EXERCISE DETAILS> Give the data a second time, exactly and in full.

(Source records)
####################

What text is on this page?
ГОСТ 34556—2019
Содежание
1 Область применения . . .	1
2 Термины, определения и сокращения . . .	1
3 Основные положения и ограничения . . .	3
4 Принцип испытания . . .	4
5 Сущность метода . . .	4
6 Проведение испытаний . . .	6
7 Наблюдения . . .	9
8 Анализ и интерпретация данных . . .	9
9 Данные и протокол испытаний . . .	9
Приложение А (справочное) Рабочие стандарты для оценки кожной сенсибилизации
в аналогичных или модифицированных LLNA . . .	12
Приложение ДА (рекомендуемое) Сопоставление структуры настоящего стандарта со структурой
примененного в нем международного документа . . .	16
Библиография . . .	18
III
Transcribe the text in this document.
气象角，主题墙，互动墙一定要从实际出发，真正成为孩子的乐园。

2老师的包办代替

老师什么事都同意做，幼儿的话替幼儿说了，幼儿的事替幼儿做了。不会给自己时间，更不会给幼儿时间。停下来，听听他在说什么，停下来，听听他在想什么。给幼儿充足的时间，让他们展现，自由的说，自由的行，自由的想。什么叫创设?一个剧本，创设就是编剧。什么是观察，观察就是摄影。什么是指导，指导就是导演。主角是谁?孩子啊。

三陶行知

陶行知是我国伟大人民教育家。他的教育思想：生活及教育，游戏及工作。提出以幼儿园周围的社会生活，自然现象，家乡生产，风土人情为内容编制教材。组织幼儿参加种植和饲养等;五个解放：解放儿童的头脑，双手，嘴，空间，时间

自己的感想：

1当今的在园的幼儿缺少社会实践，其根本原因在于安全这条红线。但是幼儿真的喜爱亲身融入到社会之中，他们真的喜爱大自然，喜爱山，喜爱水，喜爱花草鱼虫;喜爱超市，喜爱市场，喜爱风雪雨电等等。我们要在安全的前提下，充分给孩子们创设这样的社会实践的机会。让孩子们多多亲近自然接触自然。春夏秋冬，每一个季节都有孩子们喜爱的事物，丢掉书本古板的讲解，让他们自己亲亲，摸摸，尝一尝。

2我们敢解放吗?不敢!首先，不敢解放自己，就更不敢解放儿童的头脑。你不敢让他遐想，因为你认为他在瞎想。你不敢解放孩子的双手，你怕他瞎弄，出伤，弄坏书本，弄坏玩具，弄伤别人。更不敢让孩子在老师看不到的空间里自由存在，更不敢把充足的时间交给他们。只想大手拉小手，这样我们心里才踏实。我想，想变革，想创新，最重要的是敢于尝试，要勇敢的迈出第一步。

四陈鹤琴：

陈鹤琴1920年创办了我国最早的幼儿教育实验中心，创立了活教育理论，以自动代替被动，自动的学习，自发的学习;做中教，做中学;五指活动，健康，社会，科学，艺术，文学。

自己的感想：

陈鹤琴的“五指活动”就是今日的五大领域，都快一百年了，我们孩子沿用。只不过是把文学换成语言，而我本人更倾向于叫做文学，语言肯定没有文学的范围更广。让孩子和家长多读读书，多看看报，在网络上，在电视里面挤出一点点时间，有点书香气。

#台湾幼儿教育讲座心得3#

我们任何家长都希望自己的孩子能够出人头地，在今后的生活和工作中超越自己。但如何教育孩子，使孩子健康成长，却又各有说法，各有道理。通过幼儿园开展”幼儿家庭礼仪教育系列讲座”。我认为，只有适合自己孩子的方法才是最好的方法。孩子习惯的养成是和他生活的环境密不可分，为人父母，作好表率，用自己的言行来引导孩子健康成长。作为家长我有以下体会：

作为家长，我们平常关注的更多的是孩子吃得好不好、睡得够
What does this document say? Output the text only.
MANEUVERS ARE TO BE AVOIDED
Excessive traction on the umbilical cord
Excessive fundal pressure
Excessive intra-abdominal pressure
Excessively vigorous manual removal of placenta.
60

####################

ANSWER>
What text is on this page?
ГОСТ 34556—2019
Содежание
1 Область применения . . .	1
2 Термины, определения и сокращения . . .	1
3 Основные положения и ограничения . . .	3
4 Принцип испытания . . .	4
5 Сущность метода . . .	4
6 Проведение испытаний . . .	6
7 Наблюдения . . .	9
8 Анализ и интерпретация данных . . .	9
9 Данные и протокол испытаний . . .	9
Приложение А (справочное) Рабочие стандарты для оценки кожной сенсибилизации
в аналогичных или модифицированных LLNA . . .	12
Приложение ДА (рекомендуемое) Сопоставление структуры настоящего стандарта со структурой
примененного в нем международного документа . . .	16
Библиография . . .	18
III
Transcribe the text in this document.
气象角，主题墙，互动墙一定要从实际出发，真正成为孩子的乐园。

2老师的包办代替

老师什么事都同意做，幼儿的话替幼儿说了，幼儿的事替幼儿做了。不会给自己时间，更不会给幼儿时间。停下来，听听他在说什么，停下来，听听他在想什么。给幼儿充足的时间，让他们展现，自由的说，自由的行，自由的想。什么叫创设?一个剧本，创设就是编剧。什么是观察，观察就是摄影。什么是指导，指导就是导演。主角是谁?孩子啊。

三陶行知

陶行知是我国伟大人民教育家。他的教育思想：生活及教育，游戏及工作。提出以幼儿园周围的社会生活，自然现象，家乡生产，风土人情为内容编制教材。组织幼儿参加种植和饲养等;五个解放：解放儿童的头脑，双手，嘴，空间，时间

自己的感想：

1当今的在园的幼儿缺少社会实践，其根本原因在于安全这条红线。但是幼儿真的喜爱亲身融入到社会之中，他们真的喜爱大自然，喜爱山，喜爱水，喜爱花草鱼虫;喜爱超市，喜爱市场，喜爱风雪雨电等等。我们要在安全的前提下，充分给孩子们创设这样的社会实践的机会。让孩子们多多亲近自然接触自然。春夏秋冬，每一个季节都有孩子们喜爱的事物，丢掉书本古板的讲解，让他们自己亲亲，摸摸，尝一尝。

2我们敢解放吗?不敢!首先，不敢解放自己，就更不敢解放儿童的头脑。你不敢让他遐想，因为你认为他在瞎想。你不敢解放孩子的双手，你怕他瞎弄，出伤，弄坏书本，弄坏玩具，弄伤别人。更不敢让孩子在老师看不到的空间里自由存在，更不敢把充足的时间交给他们。只想大手拉小手，这样我们心里才踏实。我想，想变革，想创新，最重要的是敢于尝试，要勇敢的迈出第一步。

四陈鹤琴：

陈鹤琴1920年创办了我国最早的幼儿教育实验中心，创立了活教育理论，以自动代替被动，自动的学习，自发的学习;做中教，做中学;五指活动，健康，社会，科学，艺术，文学。

自己的感想：

陈鹤琴的“五指活动”就是今日的五大领域，都快一百年了，我们孩子沿用。只不过是把文学换成语言，而我本人更倾向于叫做文学，语言肯定没有文学的范围更广。让孩子和家长多读读书，多看看报，在网络上，在电视里面挤出一点点时间，有点书香气。

#台湾幼儿教育讲座心得3#

我们任何家长都希望自己的孩子能够出人头地，在今后的生活和工作中超越自己。但如何教育孩子，使孩子健康成长，却又各有说法，各有道理。通过幼儿园开展”幼儿家庭礼仪教育系列讲座”。我认为，只有适合自己孩子的方法才是最好的方法。孩子习惯的养成是和他生活的环境密不可分，为人父母，作好表率，用自己的言行来引导孩子健康成长。作为家长我有以下体会：

作为家长，我们平常关注的更多的是孩子吃得好不好、睡得够
What does this document say? Output the text only.
MANEUVERS ARE TO BE AVOIDED
Excessive traction on the umbilical cord
Excessive fundal pressure
Excessive intra-abdominal pressure
Excessively vigorous manual removal of placenta.
60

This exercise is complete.